### DATASET ENTRIES
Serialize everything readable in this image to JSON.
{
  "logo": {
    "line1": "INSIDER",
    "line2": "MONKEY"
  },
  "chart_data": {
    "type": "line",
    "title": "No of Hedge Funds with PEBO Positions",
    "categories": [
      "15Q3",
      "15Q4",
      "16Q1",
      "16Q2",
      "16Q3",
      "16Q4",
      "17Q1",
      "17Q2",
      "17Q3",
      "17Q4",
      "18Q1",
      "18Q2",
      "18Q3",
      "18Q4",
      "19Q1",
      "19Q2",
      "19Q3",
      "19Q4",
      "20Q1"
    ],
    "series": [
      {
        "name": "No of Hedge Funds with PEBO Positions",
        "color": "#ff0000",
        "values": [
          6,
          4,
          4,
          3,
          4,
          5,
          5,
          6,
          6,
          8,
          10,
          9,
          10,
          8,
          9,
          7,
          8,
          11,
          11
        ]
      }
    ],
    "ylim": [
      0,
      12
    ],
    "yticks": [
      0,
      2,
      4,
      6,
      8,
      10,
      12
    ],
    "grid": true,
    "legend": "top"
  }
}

### GIVEN INSTRUCTION
From the listing above, extract every line exactly as it stands.

### RESPONSE TO THIS EXERCISE
Serialize everything readable in this image to JSON.
{
  "logo": {
    "line1": "INSIDER",
    "line2": "MONKEY"
  },
  "chart_data": {
    "type": "line",
    "title": "No of Hedge Funds with PEBO Positions",
    "categories": [
      "15Q3",
      "15Q4",
      "16Q1",
      "16Q2",
      "16Q3",
      "16Q4",
      "17Q1",
      "17Q2",
      "17Q3",
      "17Q4",
      "18Q1",
      "18Q2",
      "18Q3",
      "18Q4",
      "19Q1",
      "19Q2",
      "19Q3",
      "19Q4",
      "20Q1"
    ],
    "series": [
      {
        "name": "No of Hedge Funds with PEBO Positions",
        "color": "#ff0000",
        "values": [
          6,
          4,
          4,
          3,
          4,
          5,
          5,
          6,
          6,
          8,
          10,
          9,
          10,
          8,
          9,
          7,
          8,
          11,
          11
        ]
      }
    ],
    "ylim": [
      0,
      12
    ],
    "yticks": [
      0,
      2,
      4,
      6,
      8,
      10,
      12
    ],
    "grid": true,
    "legend": "top"
  }
}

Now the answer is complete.